Following the election and swearing-in of President Muhammadu Buhari on May 29, 2015, the perception of his thriftiness and anti corruption posture, has slowed down business in the travel and tourism industry, which in recent time has witnessed a geometrical drop in activities.
It would be recalled that the industry, which has benefitted from the waywardness and recklessness of the previous governments at all levels across the country, fuelled the rapid growth of the hospitality sub-sector in the last decade.
This act African Travel Times investigation revealed to be mere ‘perception’ of the new government resolve to depart from the way things were done in the past.
The travel and tourism industry that has benefitted from the waywardness and recklessness of the previous governments at all levels across the country fuelled the rapid growth of the hospitality sub-sector in the last decade.
Between 2004 and 2014, the travel and tourism, most especially the hospitality sub-sector grew at almost 70 per cent annually, with hotels of all shapes springing across the country and creating thousands of skilled and unskilled jobs.
Today, those jobs for all the right reasons are under threat as the sector is falling apart. Until recently, the federal government and its agencies, states government were the life-wire of the sector-with almost half of all hotel users nationwide are either people working for government or people with links with government or its agencies.
Unfortunately, calls for government and its agencies at all levels to focus on people-oriented projects, rather than the few privileged staying in Abuja and states capitals to decides and squander the commonwealth, is no longer fashionable hence the sharp departure.
Speaking with African Travel Times in Abuja recently, Tomi Akingbogun, President of Federation of Tourism Associations of Nigeria [FTAN], lamented that hotels in the Federal Capital Territory [FCT] are worst hit and that many are converting to residential properties.

• _What needs to be done_
Carry on the article about the slump in Nigeria's travel and tourism industry under President Buhari, starting after its final sentence.

• _Records provided_
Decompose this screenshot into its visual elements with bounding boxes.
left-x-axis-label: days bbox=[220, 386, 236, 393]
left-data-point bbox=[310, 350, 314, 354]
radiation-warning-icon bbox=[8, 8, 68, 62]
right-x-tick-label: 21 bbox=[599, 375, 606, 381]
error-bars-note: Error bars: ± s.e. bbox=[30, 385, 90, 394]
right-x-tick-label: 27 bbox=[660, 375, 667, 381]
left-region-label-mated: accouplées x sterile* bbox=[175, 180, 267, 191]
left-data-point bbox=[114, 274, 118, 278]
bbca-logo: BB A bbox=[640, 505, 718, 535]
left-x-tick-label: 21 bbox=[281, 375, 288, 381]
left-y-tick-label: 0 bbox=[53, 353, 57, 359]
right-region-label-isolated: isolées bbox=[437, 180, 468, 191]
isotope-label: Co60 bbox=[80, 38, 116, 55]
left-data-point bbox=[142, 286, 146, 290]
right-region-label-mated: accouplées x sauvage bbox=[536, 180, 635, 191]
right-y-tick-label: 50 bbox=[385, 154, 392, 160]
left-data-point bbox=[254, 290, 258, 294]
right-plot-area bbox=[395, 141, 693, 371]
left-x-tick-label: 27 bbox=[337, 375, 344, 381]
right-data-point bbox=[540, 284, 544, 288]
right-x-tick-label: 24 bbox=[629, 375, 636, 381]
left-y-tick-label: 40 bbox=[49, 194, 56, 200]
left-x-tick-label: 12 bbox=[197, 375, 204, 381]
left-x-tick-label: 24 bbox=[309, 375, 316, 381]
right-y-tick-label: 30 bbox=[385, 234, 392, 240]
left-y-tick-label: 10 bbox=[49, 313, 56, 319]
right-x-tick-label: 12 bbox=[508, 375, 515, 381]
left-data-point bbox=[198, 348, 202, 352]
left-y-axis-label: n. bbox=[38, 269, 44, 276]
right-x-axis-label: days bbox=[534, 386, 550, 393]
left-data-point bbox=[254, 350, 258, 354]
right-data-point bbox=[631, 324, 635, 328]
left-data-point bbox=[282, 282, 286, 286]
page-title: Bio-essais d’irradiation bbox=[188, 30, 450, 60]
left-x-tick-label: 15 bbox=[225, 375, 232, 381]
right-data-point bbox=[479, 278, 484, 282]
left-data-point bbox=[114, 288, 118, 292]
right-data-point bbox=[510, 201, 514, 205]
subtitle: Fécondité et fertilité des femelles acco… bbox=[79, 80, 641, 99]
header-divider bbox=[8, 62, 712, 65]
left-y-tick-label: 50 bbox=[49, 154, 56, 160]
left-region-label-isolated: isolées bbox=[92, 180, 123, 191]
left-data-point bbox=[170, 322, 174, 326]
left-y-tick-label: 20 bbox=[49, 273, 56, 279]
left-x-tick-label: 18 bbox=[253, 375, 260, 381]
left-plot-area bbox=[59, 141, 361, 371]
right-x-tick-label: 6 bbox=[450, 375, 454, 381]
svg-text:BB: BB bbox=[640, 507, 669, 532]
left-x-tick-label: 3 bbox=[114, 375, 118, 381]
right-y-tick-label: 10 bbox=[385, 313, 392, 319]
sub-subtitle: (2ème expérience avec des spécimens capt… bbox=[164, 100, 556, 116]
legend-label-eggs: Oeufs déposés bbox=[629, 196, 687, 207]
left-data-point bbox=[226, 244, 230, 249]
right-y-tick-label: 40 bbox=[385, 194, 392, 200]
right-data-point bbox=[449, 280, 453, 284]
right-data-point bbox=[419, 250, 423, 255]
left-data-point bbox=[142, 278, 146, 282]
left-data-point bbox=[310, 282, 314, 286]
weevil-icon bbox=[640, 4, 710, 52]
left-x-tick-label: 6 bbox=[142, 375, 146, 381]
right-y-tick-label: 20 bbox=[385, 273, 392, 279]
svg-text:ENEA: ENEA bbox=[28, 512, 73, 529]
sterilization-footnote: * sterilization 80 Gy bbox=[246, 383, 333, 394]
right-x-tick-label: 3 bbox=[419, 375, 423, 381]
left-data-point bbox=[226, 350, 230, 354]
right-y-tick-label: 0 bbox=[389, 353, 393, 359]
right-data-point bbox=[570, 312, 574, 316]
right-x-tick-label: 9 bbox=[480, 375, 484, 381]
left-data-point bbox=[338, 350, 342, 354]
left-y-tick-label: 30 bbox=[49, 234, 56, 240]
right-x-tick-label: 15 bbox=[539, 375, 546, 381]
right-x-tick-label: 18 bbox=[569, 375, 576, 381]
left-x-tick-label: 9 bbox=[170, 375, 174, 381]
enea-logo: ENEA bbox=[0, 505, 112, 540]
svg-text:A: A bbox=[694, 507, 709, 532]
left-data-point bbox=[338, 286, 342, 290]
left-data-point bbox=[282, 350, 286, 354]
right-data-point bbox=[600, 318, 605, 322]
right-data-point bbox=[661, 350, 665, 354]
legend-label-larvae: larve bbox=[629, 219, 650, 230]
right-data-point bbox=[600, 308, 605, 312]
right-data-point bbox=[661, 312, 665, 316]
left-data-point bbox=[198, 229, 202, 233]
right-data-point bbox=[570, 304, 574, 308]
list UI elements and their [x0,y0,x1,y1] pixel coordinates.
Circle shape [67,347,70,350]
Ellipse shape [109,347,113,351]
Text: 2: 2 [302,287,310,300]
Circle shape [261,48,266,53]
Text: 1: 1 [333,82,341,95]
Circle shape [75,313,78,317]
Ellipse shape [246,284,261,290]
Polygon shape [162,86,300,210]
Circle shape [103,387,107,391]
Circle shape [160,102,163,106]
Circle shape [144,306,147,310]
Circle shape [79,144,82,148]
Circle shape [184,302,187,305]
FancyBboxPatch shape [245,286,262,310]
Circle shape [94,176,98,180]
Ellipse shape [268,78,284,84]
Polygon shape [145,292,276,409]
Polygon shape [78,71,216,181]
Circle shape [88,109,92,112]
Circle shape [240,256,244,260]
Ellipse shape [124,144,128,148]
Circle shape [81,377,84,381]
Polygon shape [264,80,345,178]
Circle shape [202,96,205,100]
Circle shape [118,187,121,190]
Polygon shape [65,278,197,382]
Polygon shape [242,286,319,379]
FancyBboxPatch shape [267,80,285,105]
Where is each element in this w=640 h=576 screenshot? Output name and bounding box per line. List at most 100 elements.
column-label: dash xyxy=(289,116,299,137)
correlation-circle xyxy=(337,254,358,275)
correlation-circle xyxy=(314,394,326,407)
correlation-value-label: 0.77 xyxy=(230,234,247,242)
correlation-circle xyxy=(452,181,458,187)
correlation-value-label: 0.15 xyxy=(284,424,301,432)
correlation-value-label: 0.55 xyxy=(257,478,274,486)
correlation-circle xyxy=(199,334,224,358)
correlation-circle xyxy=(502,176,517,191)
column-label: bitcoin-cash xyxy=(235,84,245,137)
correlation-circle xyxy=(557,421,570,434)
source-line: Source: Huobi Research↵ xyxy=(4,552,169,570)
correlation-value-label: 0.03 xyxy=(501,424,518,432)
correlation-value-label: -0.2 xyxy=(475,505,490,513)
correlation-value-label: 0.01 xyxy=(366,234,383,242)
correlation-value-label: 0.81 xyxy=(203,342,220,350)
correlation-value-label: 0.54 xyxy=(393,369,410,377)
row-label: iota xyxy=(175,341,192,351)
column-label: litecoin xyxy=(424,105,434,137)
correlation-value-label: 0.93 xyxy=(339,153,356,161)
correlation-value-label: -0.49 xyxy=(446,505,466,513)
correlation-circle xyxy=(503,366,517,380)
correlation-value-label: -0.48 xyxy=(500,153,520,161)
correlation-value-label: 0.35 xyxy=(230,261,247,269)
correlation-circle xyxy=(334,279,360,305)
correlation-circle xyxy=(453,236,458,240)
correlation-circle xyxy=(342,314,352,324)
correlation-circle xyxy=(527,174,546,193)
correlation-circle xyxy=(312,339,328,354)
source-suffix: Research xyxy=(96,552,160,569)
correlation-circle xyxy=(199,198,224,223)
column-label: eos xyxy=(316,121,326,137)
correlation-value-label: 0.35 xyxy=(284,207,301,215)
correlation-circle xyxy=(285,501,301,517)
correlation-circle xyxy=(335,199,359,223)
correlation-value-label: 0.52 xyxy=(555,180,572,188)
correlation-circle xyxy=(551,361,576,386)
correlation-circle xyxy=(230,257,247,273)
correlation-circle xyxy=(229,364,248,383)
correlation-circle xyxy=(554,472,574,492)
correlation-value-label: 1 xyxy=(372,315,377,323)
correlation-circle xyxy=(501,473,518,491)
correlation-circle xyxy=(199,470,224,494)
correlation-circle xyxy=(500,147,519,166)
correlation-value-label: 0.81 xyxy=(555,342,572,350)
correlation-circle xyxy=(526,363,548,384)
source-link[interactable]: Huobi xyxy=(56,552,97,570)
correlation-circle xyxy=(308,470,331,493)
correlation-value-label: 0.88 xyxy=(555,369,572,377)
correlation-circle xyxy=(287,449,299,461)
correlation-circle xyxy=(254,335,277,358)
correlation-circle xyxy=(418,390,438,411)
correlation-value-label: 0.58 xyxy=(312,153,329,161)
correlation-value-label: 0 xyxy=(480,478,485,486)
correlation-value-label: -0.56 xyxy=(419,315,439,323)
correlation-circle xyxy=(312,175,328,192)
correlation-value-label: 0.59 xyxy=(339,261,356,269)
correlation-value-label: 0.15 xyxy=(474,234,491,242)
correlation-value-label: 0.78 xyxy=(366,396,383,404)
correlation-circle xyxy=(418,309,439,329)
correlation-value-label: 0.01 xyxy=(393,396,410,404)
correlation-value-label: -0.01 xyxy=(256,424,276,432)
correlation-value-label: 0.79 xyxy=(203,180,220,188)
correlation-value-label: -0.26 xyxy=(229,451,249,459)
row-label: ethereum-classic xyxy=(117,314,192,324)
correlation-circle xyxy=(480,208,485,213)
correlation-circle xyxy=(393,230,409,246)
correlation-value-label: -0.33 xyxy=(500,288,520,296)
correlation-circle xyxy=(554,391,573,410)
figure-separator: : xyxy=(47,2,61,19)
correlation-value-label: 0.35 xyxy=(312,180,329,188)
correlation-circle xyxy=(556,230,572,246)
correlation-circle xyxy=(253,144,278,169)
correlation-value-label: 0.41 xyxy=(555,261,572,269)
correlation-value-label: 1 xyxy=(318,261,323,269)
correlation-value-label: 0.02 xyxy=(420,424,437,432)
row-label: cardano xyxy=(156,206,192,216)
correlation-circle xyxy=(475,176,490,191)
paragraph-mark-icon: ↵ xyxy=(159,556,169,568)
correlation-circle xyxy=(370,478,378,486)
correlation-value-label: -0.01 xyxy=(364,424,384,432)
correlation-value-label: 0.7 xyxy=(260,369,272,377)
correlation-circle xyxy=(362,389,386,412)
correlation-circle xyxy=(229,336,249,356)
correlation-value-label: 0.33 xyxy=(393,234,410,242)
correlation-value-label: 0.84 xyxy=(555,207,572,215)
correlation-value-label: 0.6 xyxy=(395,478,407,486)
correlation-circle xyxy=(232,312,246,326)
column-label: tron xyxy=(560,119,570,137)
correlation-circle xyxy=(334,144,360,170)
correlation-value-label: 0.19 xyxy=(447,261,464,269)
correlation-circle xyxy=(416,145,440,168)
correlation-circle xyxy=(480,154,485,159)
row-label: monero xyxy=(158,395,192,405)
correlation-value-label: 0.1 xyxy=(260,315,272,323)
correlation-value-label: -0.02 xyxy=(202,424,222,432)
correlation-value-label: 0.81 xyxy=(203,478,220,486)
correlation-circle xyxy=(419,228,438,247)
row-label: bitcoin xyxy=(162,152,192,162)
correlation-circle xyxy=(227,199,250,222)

• _Task response_
Apart from Abuja, cities like Lagos, Port Harcourt and Warri are experiencing low patronage due to the aforementioned perception of ‘no food for lazy man’ anymore, as political affiliation or even by association cannot guarantee wealth anymore, hence the days when governors, commissioners, parastatals keep families, friends and associates in hotels permanently is also drawing down.
Also directly affected is the number of airlines passengers that has also dropped following the perception that it is no longer business as usual.
According to National Bureau of Statistics, the declines in total passengers in the first quarter of 2015 were driven by lower numbers of domestically travelling passengers.
The breakdown revealed that the Number of domestically travelling passengers dropped by 708,092 or 23.84 per cent below Q4 of 2014 values, while international passengers increased by 254,948 passengers or 21.35per cent.
A total of 2,261,648 or 60.95 per cent of the entire passenger traffic in Q1 of this year travelled domestically.
This was even more surprising, taking into account that this was an elections year that is usually charaterised by incessant travel for political activities, which African Travel Times investigation revealed will continue for the foreseeable future.
While the industry is reeling from the general lull in the sector, destinations that normally receive high number of Nigerian visitors are already feeling the pains, as fewer people travel abroad for holiday of all sorts.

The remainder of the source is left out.